[Data excerpts]
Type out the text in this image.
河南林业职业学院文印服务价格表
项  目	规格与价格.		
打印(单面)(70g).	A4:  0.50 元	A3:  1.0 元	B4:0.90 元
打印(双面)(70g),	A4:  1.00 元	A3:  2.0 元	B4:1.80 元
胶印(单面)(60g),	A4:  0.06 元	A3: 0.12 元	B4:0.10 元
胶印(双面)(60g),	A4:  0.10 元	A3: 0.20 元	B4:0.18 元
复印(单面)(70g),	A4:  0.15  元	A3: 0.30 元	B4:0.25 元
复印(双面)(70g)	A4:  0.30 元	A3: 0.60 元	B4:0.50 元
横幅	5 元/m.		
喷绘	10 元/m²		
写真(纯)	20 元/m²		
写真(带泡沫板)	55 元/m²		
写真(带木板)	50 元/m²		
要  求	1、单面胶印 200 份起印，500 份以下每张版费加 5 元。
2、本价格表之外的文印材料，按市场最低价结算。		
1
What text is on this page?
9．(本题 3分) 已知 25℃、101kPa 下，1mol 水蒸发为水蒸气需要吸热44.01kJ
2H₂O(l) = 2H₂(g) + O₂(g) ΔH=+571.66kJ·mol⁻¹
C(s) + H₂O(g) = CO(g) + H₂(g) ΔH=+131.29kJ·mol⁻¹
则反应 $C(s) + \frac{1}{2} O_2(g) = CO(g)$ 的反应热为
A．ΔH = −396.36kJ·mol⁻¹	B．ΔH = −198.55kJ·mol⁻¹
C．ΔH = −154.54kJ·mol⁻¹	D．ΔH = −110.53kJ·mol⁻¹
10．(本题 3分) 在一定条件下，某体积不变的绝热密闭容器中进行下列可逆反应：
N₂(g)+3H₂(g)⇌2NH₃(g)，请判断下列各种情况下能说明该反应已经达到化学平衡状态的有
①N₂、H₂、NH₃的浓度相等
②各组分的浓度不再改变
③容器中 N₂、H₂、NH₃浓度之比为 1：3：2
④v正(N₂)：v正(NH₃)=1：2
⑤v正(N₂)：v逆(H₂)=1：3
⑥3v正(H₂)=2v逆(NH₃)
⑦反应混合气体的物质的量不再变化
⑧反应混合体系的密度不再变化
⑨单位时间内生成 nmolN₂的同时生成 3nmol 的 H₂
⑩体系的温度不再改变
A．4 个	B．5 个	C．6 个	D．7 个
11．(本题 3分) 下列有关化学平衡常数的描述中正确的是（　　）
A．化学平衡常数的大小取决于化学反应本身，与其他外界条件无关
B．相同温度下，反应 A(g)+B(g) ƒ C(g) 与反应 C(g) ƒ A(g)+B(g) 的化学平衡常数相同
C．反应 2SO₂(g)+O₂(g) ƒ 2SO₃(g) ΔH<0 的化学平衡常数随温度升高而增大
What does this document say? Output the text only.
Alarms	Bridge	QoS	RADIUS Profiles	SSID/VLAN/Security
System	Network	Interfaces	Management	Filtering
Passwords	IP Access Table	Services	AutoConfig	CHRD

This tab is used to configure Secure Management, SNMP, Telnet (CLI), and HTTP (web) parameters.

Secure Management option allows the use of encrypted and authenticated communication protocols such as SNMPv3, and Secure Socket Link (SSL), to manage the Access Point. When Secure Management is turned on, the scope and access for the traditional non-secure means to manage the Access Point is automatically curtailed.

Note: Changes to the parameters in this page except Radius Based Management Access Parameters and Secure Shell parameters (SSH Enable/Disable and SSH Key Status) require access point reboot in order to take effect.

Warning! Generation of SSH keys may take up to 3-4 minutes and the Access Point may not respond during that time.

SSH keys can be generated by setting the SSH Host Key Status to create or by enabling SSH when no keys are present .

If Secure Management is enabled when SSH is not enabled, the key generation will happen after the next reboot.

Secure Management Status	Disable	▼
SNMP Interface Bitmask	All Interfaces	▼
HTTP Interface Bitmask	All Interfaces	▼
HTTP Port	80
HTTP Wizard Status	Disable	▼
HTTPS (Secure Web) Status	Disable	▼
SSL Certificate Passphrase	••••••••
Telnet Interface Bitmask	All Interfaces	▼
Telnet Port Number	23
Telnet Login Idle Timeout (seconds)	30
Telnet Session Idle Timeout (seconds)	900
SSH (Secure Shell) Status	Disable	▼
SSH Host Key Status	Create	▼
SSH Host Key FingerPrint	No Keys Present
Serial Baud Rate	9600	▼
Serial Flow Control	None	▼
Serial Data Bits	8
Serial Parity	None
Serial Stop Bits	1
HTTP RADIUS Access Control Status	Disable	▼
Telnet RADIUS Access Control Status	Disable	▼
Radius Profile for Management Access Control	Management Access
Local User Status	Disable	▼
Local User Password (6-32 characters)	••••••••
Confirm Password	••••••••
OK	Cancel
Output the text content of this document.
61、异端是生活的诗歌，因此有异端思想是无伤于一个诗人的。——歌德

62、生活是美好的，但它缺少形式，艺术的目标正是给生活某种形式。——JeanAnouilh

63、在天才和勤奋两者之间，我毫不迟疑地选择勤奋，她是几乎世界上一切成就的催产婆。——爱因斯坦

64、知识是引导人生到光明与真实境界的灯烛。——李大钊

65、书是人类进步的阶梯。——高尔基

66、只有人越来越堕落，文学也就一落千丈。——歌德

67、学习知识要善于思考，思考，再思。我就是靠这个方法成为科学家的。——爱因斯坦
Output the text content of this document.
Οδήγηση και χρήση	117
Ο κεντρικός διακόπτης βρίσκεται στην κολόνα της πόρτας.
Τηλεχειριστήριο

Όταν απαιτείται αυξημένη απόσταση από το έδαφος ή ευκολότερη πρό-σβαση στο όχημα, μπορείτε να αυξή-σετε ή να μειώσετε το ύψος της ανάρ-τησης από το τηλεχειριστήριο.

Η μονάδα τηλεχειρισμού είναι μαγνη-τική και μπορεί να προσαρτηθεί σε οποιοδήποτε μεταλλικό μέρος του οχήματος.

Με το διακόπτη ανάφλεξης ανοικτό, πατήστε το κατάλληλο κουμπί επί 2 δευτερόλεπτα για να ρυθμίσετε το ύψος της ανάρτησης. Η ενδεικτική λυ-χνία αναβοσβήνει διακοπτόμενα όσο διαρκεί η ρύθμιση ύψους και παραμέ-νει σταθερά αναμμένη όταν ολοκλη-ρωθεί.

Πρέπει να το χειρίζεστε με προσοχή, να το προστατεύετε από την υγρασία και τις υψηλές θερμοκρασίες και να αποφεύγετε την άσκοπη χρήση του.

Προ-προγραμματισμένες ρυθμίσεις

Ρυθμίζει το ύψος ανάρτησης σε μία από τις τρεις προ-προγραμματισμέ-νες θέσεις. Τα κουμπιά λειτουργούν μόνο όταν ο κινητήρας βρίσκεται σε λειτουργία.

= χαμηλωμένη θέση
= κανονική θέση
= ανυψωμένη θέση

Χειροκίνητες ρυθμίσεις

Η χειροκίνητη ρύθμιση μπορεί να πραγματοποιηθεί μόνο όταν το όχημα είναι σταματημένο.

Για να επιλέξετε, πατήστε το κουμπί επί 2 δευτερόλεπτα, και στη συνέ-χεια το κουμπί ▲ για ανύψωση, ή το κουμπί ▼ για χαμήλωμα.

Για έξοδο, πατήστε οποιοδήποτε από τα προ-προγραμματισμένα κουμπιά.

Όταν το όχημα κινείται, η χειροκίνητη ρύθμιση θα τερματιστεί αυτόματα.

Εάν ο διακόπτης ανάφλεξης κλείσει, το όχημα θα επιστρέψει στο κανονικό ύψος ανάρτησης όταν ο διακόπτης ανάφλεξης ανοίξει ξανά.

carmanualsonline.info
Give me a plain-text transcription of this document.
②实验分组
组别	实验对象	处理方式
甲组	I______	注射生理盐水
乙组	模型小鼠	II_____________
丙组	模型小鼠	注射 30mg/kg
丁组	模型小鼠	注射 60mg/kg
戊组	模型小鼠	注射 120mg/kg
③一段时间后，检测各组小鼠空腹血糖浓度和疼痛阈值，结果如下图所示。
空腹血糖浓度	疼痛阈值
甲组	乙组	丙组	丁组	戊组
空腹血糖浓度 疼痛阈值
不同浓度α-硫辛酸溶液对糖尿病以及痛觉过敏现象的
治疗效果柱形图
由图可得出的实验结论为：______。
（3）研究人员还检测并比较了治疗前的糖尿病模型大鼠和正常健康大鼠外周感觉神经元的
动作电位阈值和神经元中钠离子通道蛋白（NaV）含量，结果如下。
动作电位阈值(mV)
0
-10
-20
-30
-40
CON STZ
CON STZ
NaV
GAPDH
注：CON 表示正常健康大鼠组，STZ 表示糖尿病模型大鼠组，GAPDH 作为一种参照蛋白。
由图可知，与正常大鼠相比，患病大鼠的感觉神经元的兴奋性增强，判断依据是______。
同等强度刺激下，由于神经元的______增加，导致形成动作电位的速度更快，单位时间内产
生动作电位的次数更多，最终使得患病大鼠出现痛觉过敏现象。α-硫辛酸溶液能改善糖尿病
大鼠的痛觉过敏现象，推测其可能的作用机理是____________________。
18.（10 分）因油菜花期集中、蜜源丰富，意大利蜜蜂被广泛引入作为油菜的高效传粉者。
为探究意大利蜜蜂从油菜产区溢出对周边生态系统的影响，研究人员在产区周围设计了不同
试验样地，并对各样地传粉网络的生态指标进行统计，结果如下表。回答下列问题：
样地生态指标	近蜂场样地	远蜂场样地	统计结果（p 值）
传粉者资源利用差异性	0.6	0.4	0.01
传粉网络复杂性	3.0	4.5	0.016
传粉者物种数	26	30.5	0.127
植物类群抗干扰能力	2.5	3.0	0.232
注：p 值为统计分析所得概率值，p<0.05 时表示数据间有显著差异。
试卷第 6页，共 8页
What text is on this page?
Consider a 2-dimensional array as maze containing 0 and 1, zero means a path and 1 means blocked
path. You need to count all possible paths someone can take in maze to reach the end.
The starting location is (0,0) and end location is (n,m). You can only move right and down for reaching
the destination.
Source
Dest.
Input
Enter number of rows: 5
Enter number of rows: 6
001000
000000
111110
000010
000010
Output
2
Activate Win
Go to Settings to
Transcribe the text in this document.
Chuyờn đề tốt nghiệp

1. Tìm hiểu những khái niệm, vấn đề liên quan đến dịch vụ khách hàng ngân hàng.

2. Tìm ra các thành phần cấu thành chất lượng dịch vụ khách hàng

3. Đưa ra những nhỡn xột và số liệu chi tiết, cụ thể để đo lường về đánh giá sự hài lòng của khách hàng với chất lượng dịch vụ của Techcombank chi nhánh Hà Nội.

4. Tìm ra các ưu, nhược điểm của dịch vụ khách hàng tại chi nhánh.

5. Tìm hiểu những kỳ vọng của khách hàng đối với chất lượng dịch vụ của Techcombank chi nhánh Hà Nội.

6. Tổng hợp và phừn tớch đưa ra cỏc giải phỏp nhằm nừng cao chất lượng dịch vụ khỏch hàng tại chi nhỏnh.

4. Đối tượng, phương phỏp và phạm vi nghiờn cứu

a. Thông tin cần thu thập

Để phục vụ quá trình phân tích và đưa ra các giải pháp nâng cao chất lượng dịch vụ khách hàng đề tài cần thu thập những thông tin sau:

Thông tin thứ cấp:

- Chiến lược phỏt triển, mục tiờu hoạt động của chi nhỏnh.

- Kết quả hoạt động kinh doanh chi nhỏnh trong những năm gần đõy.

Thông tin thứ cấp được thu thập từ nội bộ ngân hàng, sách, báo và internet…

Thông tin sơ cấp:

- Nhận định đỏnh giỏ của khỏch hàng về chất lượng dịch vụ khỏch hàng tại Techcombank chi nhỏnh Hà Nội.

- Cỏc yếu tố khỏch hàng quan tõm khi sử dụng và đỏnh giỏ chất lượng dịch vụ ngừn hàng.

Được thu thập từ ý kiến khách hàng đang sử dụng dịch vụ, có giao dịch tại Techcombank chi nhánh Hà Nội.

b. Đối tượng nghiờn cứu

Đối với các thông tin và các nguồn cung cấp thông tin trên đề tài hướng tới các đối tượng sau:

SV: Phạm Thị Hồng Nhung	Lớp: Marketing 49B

**Stated problem**
Each line that contains the word "βρίσκεται" counts toward the total; give only that total.

**Finished task**
2